Set task →
Each record below is to be reproduced without any change.

==== The input ====

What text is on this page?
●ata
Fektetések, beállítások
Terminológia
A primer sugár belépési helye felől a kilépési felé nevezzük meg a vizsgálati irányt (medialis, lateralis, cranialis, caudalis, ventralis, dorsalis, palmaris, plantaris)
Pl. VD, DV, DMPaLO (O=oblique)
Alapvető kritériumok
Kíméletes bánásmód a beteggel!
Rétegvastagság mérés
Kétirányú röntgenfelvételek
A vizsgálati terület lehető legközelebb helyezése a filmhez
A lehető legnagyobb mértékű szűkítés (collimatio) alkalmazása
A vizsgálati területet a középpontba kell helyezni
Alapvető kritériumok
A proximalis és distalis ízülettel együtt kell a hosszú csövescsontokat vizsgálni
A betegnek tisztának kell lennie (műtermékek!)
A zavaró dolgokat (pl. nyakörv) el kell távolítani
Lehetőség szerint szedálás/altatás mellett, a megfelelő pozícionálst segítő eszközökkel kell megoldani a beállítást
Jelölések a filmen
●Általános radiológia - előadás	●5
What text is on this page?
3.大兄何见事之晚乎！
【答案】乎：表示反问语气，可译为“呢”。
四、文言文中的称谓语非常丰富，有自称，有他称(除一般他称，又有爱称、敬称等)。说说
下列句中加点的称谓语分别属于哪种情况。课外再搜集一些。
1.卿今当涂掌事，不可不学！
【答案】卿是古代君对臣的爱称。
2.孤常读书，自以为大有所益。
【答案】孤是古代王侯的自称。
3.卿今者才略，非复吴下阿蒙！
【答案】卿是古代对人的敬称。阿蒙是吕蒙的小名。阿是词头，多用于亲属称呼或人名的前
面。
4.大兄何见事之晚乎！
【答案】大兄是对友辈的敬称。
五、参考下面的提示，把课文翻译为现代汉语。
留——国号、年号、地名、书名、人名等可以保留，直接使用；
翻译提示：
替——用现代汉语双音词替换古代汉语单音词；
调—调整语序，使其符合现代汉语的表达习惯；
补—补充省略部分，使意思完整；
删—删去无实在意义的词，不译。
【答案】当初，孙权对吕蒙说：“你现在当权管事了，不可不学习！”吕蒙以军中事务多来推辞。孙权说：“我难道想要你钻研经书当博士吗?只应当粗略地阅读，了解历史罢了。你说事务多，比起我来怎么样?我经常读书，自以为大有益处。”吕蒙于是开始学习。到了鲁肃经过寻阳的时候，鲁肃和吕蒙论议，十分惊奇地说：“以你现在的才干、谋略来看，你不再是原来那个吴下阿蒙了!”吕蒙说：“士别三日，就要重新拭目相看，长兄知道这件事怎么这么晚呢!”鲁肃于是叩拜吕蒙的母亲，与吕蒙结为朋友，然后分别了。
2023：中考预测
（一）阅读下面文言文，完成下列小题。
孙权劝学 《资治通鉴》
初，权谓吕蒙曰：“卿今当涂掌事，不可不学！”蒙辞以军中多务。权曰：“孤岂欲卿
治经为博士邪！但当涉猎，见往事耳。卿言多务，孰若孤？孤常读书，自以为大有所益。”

====

Exercise answer →
What text is on this page?
●ata
Fektetések, beállítások
Terminológia
A primer sugár belépési helye felől a kilépési felé nevezzük meg a vizsgálati irányt (medialis, lateralis, cranialis, caudalis, ventralis, dorsalis, palmaris, plantaris)
Pl. VD, DV, DMPaLO (O=oblique)
Alapvető kritériumok
Kíméletes bánásmód a beteggel!
Rétegvastagság mérés
Kétirányú röntgenfelvételek
A vizsgálati terület lehető legközelebb helyezése a filmhez
A lehető legnagyobb mértékű szűkítés (collimatio) alkalmazása
A vizsgálati területet a középpontba kell helyezni
Alapvető kritériumok
A proximalis és distalis ízülettel együtt kell a hosszú csövescsontokat vizsgálni
A betegnek tisztának kell lennie (műtermékek!)
A zavaró dolgokat (pl. nyakörv) el kell távolítani
Lehetőség szerint szedálás/altatás mellett, a megfelelő pozícionálst segítő eszközökkel kell megoldani a beállítást
Jelölések a filmen
●Általános radiológia - előadás	●5
What text is on this page?
3.大兄何见事之晚乎！
【答案】乎：表示反问语气，可译为“呢”。
四、文言文中的称谓语非常丰富，有自称，有他称(除一般他称，又有爱称、敬称等)。说说
下列句中加点的称谓语分别属于哪种情况。课外再搜集一些。
1.卿今当涂掌事，不可不学！
【答案】卿是古代君对臣的爱称。
2.孤常读书，自以为大有所益。
【答案】孤是古代王侯的自称。
3.卿今者才略，非复吴下阿蒙！
【答案】卿是古代对人的敬称。阿蒙是吕蒙的小名。阿是词头，多用于亲属称呼或人名的前
面。
4.大兄何见事之晚乎！
【答案】大兄是对友辈的敬称。
五、参考下面的提示，把课文翻译为现代汉语。
留——国号、年号、地名、书名、人名等可以保留，直接使用；
翻译提示：
替——用现代汉语双音词替换古代汉语单音词；
调—调整语序，使其符合现代汉语的表达习惯；
补—补充省略部分，使意思完整；
删—删去无实在意义的词，不译。
【答案】当初，孙权对吕蒙说：“你现在当权管事了，不可不学习！”吕蒙以军中事务多来推辞。孙权说：“我难道想要你钻研经书当博士吗?只应当粗略地阅读，了解历史罢了。你说事务多，比起我来怎么样?我经常读书，自以为大有益处。”吕蒙于是开始学习。到了鲁肃经过寻阳的时候，鲁肃和吕蒙论议，十分惊奇地说：“以你现在的才干、谋略来看，你不再是原来那个吴下阿蒙了!”吕蒙说：“士别三日，就要重新拭目相看，长兄知道这件事怎么这么晚呢!”鲁肃于是叩拜吕蒙的母亲，与吕蒙结为朋友，然后分别了。
2023：中考预测
（一）阅读下面文言文，完成下列小题。
孙权劝学 《资治通鉴》
初，权谓吕蒙曰：“卿今当涂掌事，不可不学！”蒙辞以军中多务。权曰：“孤岂欲卿
治经为博士邪！但当涉猎，见往事耳。卿言多务，孰若孤？孤常读书，自以为大有所益。”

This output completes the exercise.